• What the task asks: Pick every line from the data that holds the word "label".

Data listing
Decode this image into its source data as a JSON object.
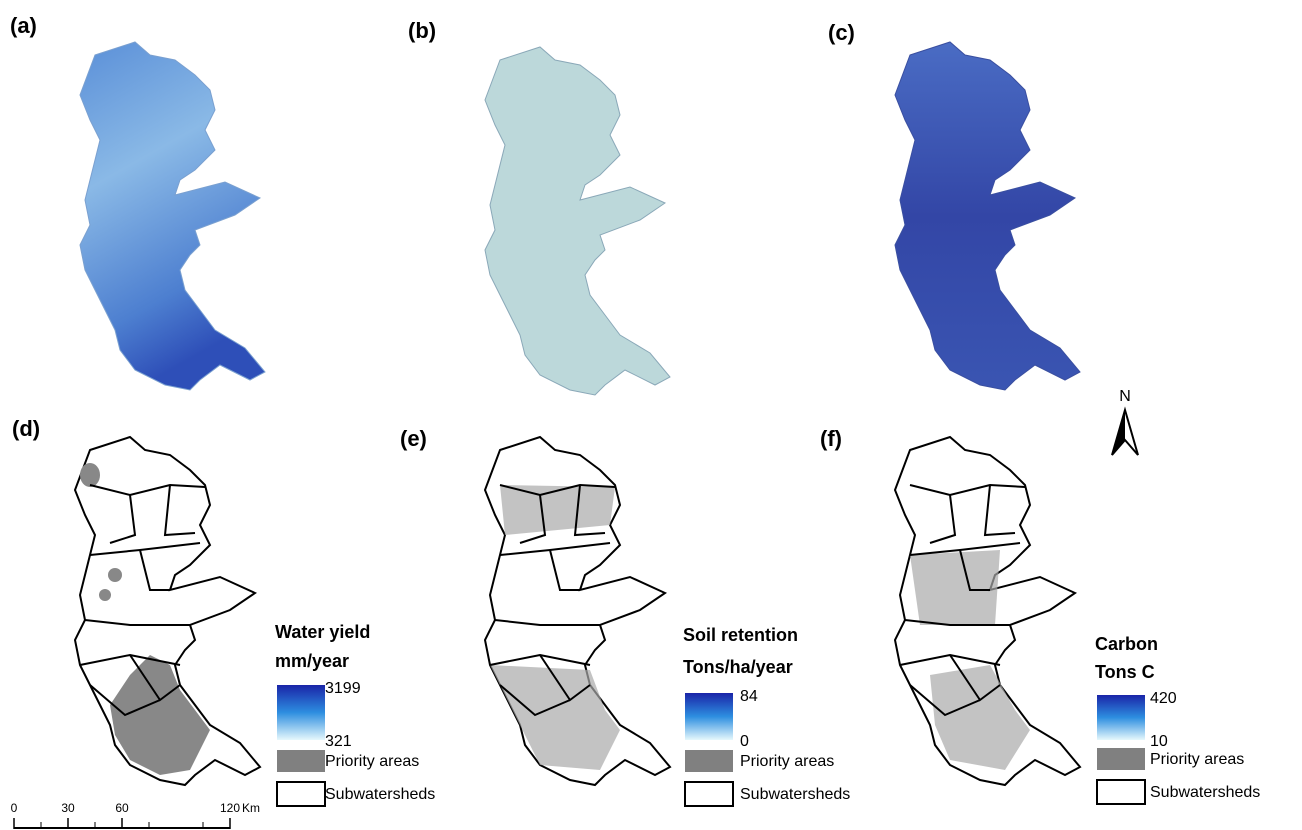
{
  "panels": [
    {
      "label": "(a)"
    },
    {
      "label": "(b)"
    },
    {
      "label": "(c)"
    },
    {
      "label": "(d)"
    },
    {
      "label": "(e)"
    },
    {
      "label": "(f)"
    }
  ],
  "legends": [
    {
      "title": "Water yield",
      "unit": "mm/year",
      "max": 3199,
      "min": 321,
      "priority": "Priority areas",
      "subwatersheds": "Subwatersheds"
    },
    {
      "title": "Soil retention",
      "unit": "Tons/ha/year",
      "max": 84,
      "min": 0,
      "priority": "Priority areas",
      "subwatersheds": "Subwatersheds"
    },
    {
      "title": "Carbon",
      "unit": "Tons C",
      "max": 420,
      "min": 10,
      "priority": "Priority areas",
      "subwatersheds": "Subwatersheds"
    }
  ],
  "scale_bar": {
    "ticks": [
      0,
      30,
      60,
      120
    ],
    "unit": "Km"
  },
  "north": "N"
}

• Solution to the problem:
      "label": "(a)"
      "label": "(b)"
      "label": "(c)"
      "label": "(d)"
      "label": "(e)"
      "label": "(f)"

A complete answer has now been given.